[Data excerpts]
---------------
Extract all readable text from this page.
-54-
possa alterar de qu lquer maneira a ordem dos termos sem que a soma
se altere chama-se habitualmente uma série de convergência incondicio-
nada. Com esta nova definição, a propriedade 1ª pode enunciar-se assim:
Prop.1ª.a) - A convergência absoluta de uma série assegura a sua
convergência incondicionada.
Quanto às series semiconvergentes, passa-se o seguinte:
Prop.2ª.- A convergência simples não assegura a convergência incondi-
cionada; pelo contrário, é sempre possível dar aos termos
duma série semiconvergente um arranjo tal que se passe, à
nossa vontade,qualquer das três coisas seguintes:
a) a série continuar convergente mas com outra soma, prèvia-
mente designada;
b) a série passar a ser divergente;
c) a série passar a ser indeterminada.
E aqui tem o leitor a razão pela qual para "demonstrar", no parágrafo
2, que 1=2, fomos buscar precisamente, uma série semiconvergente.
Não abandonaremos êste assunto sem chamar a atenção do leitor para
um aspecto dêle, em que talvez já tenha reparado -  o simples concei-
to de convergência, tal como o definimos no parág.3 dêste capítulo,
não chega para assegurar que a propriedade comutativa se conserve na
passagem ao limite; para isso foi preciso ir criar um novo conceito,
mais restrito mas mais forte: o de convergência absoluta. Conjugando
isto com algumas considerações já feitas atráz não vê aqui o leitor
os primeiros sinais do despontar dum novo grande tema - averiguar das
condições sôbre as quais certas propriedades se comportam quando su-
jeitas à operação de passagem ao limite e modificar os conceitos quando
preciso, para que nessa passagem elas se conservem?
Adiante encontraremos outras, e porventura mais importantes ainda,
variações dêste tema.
---------------
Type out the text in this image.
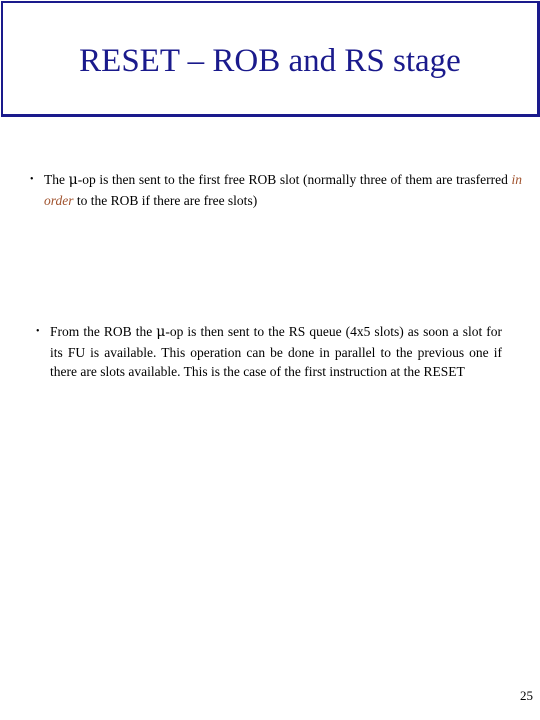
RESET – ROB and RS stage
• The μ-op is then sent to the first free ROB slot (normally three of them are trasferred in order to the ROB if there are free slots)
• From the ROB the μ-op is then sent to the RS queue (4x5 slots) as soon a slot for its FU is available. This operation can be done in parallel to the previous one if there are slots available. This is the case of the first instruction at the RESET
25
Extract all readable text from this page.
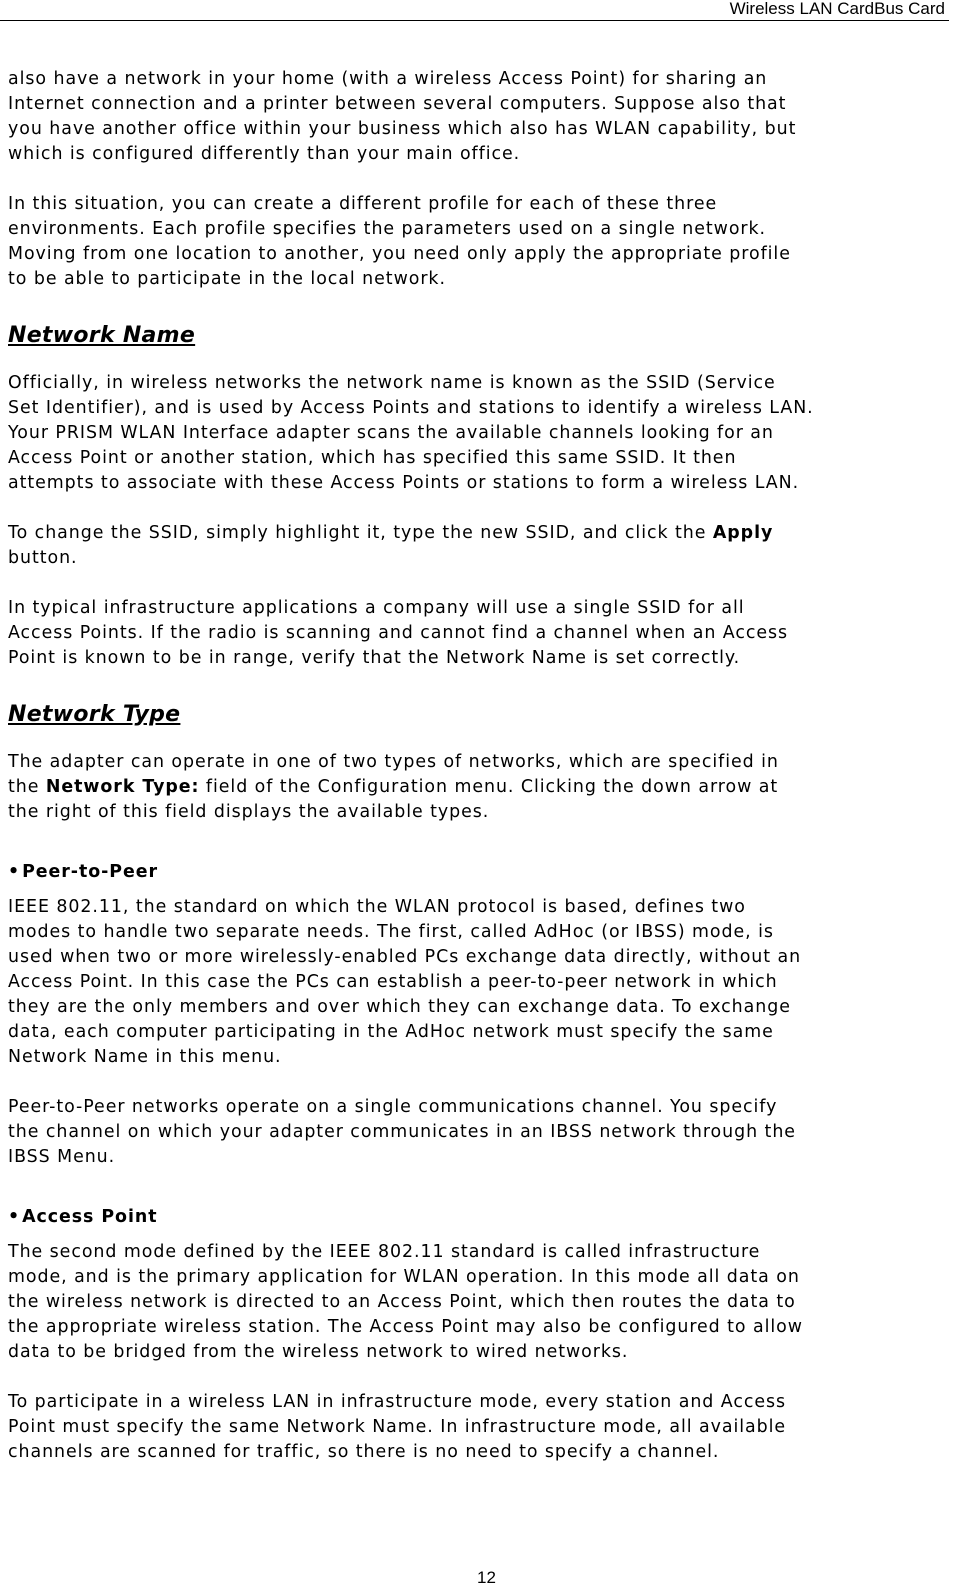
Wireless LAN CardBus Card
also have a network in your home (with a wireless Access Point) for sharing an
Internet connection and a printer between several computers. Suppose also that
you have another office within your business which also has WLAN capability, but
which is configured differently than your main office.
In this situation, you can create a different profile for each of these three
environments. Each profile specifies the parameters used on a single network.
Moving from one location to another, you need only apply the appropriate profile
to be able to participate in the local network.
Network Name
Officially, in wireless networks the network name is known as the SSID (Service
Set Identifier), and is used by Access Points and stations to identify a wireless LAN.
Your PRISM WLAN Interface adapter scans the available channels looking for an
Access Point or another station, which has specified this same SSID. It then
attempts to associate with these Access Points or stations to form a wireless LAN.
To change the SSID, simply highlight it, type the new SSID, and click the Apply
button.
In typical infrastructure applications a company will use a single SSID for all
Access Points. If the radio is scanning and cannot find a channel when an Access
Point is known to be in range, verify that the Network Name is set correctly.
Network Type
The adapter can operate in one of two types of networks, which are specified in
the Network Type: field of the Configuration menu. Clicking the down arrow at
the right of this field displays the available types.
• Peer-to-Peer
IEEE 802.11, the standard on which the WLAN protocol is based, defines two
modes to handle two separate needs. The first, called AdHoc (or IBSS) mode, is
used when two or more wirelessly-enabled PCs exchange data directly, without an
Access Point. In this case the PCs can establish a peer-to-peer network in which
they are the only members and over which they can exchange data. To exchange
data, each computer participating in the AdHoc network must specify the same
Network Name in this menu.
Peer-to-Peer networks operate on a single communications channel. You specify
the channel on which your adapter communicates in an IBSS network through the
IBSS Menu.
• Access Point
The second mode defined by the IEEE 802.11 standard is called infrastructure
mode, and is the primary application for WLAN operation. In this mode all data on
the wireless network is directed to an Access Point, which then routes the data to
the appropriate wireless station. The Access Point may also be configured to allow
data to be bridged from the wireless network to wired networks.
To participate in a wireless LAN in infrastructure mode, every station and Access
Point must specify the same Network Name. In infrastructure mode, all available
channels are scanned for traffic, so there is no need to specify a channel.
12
---------------
Gather every line containing the word "profile" and copy it.

In this situation, you can create a different profile for each of these three
environments. Each profile specifies the parameters used on a single network.
Moving from one location to another, you need only apply the appropriate profile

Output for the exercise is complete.